* [WHAT YOU NEED TO DO]
Keep every line where the word "Female" appears; drop the rest.

* [DATASET EXCERPTS]
----------------------------------------

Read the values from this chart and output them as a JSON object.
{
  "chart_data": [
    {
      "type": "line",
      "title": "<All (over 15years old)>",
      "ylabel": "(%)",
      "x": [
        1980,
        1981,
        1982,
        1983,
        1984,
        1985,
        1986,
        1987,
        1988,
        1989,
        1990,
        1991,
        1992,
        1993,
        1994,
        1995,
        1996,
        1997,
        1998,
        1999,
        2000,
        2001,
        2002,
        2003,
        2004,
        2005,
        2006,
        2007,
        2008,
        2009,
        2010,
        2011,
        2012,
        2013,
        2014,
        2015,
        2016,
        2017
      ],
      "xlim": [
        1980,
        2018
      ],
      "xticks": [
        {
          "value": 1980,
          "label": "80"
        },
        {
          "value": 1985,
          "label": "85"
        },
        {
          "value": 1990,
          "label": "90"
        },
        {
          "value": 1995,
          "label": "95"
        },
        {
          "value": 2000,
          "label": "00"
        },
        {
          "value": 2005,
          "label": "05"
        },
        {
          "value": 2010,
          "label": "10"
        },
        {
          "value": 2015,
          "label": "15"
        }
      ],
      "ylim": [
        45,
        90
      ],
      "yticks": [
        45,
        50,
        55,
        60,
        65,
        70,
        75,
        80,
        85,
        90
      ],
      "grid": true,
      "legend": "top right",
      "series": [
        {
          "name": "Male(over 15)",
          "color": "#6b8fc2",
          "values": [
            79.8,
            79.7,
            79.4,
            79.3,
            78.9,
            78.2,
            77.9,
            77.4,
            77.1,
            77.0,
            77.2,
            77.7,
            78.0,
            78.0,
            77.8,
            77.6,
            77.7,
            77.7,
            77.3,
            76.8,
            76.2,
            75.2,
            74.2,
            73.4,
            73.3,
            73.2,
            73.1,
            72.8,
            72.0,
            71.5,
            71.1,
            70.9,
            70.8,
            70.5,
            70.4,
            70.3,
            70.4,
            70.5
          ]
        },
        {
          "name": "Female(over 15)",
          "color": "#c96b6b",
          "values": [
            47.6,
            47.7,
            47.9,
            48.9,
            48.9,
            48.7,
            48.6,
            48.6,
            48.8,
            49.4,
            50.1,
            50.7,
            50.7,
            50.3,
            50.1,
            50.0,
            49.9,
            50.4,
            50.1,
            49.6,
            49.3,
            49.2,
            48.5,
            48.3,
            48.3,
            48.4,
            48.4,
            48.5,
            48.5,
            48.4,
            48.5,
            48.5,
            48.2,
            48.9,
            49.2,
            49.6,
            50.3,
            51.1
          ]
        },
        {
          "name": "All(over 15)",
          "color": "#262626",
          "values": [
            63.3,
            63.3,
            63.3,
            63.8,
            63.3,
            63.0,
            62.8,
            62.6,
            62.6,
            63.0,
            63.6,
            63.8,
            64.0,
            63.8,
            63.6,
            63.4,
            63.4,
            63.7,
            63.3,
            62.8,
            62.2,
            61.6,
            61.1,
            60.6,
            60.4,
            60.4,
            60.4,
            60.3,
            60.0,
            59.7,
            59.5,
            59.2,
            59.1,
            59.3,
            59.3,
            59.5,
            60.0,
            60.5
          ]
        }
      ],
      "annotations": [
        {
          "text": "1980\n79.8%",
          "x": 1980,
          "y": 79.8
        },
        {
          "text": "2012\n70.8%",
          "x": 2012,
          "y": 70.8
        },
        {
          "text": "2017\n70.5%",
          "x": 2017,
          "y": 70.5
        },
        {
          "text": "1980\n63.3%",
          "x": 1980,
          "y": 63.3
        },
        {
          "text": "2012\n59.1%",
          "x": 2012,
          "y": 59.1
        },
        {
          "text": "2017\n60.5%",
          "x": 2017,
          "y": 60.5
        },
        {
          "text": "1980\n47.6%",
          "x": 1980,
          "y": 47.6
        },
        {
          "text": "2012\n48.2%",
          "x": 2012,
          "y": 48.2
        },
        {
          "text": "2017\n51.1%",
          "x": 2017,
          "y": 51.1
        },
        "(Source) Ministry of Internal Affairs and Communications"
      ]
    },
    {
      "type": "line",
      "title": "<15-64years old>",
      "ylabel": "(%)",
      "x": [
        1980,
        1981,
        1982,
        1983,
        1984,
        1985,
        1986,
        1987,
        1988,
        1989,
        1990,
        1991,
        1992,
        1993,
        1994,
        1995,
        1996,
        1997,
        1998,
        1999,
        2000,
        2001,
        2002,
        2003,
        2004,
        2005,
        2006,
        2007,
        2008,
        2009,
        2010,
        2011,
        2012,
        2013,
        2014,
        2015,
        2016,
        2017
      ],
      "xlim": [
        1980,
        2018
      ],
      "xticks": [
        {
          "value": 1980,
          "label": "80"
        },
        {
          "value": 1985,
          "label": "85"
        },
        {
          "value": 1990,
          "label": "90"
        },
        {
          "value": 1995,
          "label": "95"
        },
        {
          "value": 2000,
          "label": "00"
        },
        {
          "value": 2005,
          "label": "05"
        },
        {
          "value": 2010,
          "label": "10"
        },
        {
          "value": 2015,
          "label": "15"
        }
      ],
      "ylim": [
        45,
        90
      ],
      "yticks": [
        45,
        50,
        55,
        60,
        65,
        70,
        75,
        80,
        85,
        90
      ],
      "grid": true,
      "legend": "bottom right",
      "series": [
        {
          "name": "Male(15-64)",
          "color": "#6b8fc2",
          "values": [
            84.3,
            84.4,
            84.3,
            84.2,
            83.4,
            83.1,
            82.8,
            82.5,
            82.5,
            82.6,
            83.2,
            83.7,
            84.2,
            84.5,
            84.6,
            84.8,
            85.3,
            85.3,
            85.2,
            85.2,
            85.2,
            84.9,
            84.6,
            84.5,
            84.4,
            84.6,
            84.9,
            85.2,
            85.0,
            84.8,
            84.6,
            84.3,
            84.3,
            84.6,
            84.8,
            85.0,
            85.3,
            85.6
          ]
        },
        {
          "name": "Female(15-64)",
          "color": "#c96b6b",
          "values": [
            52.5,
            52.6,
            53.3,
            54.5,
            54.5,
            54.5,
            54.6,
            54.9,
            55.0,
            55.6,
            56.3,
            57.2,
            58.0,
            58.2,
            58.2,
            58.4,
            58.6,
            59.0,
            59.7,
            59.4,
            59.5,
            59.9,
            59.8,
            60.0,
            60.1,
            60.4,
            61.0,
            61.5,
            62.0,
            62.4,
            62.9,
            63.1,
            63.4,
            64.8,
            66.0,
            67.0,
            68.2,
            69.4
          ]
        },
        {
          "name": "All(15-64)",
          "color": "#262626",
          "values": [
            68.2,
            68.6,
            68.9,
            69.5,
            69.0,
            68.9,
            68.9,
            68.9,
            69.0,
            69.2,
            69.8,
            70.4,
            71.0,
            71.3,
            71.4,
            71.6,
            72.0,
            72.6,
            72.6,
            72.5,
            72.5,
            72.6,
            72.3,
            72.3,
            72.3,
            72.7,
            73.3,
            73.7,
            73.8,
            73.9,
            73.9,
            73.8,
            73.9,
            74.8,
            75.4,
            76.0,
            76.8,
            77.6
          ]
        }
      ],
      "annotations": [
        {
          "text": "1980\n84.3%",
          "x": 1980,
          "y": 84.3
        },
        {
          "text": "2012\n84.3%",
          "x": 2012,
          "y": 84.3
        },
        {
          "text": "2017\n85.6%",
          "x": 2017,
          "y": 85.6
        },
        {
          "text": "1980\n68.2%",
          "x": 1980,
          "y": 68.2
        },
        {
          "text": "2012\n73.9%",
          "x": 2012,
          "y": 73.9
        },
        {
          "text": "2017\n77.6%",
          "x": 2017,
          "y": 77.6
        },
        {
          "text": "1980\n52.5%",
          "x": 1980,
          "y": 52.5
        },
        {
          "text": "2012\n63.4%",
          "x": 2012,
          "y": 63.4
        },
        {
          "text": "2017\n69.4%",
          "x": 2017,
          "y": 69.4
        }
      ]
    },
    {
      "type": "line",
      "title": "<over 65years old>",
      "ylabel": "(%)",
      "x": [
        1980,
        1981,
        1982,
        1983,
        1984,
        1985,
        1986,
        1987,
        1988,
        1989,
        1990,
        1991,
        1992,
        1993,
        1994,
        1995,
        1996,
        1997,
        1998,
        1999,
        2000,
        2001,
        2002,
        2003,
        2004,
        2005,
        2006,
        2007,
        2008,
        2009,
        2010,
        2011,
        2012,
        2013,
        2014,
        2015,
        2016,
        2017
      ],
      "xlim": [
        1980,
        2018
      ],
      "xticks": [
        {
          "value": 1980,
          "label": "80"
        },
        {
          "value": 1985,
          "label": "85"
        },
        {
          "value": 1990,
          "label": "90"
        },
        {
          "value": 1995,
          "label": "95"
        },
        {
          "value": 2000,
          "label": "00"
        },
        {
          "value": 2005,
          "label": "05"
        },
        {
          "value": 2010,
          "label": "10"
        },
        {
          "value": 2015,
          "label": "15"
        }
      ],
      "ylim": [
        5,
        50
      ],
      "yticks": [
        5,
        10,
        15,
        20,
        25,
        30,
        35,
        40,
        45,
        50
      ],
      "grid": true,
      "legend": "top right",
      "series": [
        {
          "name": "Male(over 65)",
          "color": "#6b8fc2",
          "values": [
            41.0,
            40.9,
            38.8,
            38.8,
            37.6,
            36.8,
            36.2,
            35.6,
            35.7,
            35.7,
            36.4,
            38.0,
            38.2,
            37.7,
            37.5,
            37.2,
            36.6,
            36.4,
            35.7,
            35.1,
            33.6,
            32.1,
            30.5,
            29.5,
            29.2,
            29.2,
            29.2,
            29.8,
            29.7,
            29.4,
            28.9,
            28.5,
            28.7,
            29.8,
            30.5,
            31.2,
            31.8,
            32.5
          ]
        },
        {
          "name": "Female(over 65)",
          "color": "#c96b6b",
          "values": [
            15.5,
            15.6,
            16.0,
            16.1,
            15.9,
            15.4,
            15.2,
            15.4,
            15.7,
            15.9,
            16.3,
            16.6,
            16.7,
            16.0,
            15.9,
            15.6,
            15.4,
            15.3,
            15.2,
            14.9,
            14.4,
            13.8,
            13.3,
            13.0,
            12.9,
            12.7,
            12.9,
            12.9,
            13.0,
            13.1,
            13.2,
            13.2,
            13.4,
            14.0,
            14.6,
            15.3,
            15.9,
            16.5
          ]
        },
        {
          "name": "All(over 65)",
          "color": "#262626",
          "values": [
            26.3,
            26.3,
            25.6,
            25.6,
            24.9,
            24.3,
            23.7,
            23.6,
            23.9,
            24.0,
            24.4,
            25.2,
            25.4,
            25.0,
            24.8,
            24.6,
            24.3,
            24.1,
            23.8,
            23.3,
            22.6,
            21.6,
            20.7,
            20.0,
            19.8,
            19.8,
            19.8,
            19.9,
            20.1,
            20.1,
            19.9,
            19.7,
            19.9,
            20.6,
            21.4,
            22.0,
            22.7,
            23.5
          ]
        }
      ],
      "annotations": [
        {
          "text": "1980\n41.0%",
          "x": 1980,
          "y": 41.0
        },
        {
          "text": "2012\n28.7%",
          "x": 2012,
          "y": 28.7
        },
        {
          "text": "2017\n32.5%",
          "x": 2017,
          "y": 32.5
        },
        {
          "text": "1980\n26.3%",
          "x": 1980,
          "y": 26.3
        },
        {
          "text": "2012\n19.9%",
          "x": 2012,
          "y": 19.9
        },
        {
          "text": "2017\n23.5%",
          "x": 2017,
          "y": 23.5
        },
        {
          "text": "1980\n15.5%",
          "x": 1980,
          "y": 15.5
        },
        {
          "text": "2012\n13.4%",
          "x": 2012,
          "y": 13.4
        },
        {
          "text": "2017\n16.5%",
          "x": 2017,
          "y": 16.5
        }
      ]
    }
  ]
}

----------------------------------------

* [COMPLETED TASK]
          "name": "Female(over 15)",
          "name": "Female(15-64)",
          "name": "Female(over 65)",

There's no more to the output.